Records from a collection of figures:
::::

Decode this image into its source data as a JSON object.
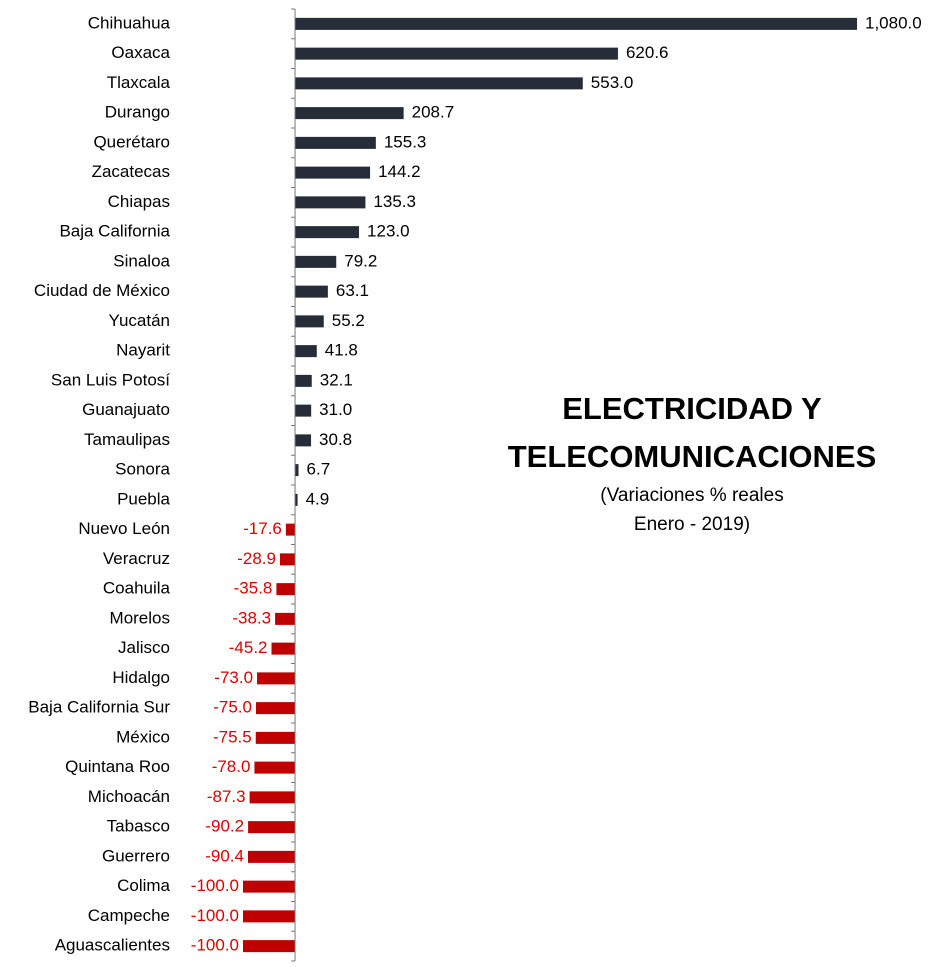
{
  "chart_data": {
    "type": "barh",
    "title": [
      "ELECTRICIDAD Y",
      "TELECOMUNICACIONES"
    ],
    "subtitle": [
      "(Variaciones % reales",
      "Enero - 2019)"
    ],
    "categories": [
      "Chihuahua",
      "Oaxaca",
      "Tlaxcala",
      "Durango",
      "Querétaro",
      "Zacatecas",
      "Chiapas",
      "Baja California",
      "Sinaloa",
      "Ciudad de México",
      "Yucatán",
      "Nayarit",
      "San Luis Potosí",
      "Guanajuato",
      "Tamaulipas",
      "Sonora",
      "Puebla",
      "Nuevo León",
      "Veracruz",
      "Coahuila",
      "Morelos",
      "Jalisco",
      "Hidalgo",
      "Baja California Sur",
      "México",
      "Quintana Roo",
      "Michoacán",
      "Tabasco",
      "Guerrero",
      "Colima",
      "Campeche",
      "Aguascalientes"
    ],
    "values": [
      1080.0,
      620.6,
      553.0,
      208.7,
      155.3,
      144.2,
      135.3,
      123.0,
      79.2,
      63.1,
      55.2,
      41.8,
      32.1,
      31.0,
      30.8,
      6.7,
      4.9,
      -17.6,
      -28.9,
      -35.8,
      -38.3,
      -45.2,
      -73.0,
      -75.0,
      -75.5,
      -78.0,
      -87.3,
      -90.2,
      -90.4,
      -100.0,
      -100.0,
      -100.0
    ],
    "value_labels": [
      "1,080.0",
      "620.6",
      "553.0",
      "208.7",
      "155.3",
      "144.2",
      "135.3",
      "123.0",
      "79.2",
      "63.1",
      "55.2",
      "41.8",
      "32.1",
      "31.0",
      "30.8",
      "6.7",
      "4.9",
      "-17.6",
      "-28.9",
      "-35.8",
      "-38.3",
      "-45.2",
      "-73.0",
      "-75.0",
      "-75.5",
      "-78.0",
      "-87.3",
      "-90.2",
      "-90.4",
      "-100.0",
      "-100.0",
      "-100.0"
    ],
    "color": "#262d38",
    "negative_color": "#c00000",
    "xlim": [
      -100,
      1080
    ]
  }
}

::::

**Given exercise**
Repeat the material above verbatim, with no pictures in the output.

**Written answer**
Decode this image into its source data as a JSON object.
{
  "chart_data": {
    "type": "barh",
    "title": [
      "ELECTRICIDAD Y",
      "TELECOMUNICACIONES"
    ],
    "subtitle": [
      "(Variaciones % reales",
      "Enero - 2019)"
    ],
    "categories": [
      "Chihuahua",
      "Oaxaca",
      "Tlaxcala",
      "Durango",
      "Querétaro",
      "Zacatecas",
      "Chiapas",
      "Baja California",
      "Sinaloa",
      "Ciudad de México",
      "Yucatán",
      "Nayarit",
      "San Luis Potosí",
      "Guanajuato",
      "Tamaulipas",
      "Sonora",
      "Puebla",
      "Nuevo León",
      "Veracruz",
      "Coahuila",
      "Morelos",
      "Jalisco",
      "Hidalgo",
      "Baja California Sur",
      "México",
      "Quintana Roo",
      "Michoacán",
      "Tabasco",
      "Guerrero",
      "Colima",
      "Campeche",
      "Aguascalientes"
    ],
    "values": [
      1080.0,
      620.6,
      553.0,
      208.7,
      155.3,
      144.2,
      135.3,
      123.0,
      79.2,
      63.1,
      55.2,
      41.8,
      32.1,
      31.0,
      30.8,
      6.7,
      4.9,
      -17.6,
      -28.9,
      -35.8,
      -38.3,
      -45.2,
      -73.0,
      -75.0,
      -75.5,
      -78.0,
      -87.3,
      -90.2,
      -90.4,
      -100.0,
      -100.0,
      -100.0
    ],
    "value_labels": [
      "1,080.0",
      "620.6",
      "553.0",
      "208.7",
      "155.3",
      "144.2",
      "135.3",
      "123.0",
      "79.2",
      "63.1",
      "55.2",
      "41.8",
      "32.1",
      "31.0",
      "30.8",
      "6.7",
      "4.9",
      "-17.6",
      "-28.9",
      "-35.8",
      "-38.3",
      "-45.2",
      "-73.0",
      "-75.0",
      "-75.5",
      "-78.0",
      "-87.3",
      "-90.2",
      "-90.4",
      "-100.0",
      "-100.0",
      "-100.0"
    ],
    "color": "#262d38",
    "negative_color": "#c00000",
    "xlim": [
      -100,
      1080
    ]
  }
}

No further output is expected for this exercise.